- The problem -
Go through the listing below and list every line with "this".

— START Data lines —

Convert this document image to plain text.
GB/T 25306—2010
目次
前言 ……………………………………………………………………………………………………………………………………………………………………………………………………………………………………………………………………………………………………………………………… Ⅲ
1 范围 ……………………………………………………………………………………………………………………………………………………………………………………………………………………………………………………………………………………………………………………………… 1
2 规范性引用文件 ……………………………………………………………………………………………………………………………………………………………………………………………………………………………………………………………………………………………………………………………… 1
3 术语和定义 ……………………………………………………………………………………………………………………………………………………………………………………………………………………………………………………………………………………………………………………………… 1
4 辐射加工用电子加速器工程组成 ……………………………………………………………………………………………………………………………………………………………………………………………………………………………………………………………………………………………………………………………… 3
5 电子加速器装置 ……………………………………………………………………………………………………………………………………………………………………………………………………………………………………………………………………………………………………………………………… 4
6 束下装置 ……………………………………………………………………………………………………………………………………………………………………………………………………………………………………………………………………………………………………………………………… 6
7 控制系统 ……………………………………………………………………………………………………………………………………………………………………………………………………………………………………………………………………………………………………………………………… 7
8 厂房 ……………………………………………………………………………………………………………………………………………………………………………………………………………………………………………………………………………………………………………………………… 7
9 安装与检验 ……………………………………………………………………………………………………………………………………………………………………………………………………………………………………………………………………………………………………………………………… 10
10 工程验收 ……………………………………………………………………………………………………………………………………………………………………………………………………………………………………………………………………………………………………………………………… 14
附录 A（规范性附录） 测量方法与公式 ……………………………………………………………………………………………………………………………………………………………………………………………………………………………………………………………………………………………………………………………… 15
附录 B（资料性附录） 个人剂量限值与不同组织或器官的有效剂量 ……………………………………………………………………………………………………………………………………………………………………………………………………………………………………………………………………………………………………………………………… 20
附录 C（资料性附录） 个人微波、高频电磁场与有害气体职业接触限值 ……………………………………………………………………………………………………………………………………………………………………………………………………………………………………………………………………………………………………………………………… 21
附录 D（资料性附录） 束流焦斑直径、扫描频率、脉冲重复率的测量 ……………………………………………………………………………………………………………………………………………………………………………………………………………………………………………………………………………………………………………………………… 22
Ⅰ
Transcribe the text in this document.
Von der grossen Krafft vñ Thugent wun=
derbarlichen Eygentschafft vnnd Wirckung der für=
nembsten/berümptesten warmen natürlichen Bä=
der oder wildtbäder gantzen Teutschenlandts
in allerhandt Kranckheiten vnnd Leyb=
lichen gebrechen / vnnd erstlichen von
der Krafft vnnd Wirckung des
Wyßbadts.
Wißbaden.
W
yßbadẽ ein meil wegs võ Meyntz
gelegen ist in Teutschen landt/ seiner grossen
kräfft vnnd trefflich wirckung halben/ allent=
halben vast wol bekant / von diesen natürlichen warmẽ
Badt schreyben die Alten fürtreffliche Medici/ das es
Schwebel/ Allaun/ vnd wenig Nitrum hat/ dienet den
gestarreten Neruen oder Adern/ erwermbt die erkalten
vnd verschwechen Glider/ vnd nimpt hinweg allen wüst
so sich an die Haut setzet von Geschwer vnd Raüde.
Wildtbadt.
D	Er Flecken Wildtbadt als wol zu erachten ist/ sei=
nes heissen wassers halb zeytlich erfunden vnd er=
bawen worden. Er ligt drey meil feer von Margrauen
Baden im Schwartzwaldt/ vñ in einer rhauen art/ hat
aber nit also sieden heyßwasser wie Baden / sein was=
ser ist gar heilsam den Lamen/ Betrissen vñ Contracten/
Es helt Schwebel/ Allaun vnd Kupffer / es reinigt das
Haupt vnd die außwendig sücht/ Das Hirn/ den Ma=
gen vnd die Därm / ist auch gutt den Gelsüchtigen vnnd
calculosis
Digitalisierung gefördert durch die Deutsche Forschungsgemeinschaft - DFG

— END Data lines —

- Solved problem -
Convert this document image to plain text.
Transcribe the text in this document.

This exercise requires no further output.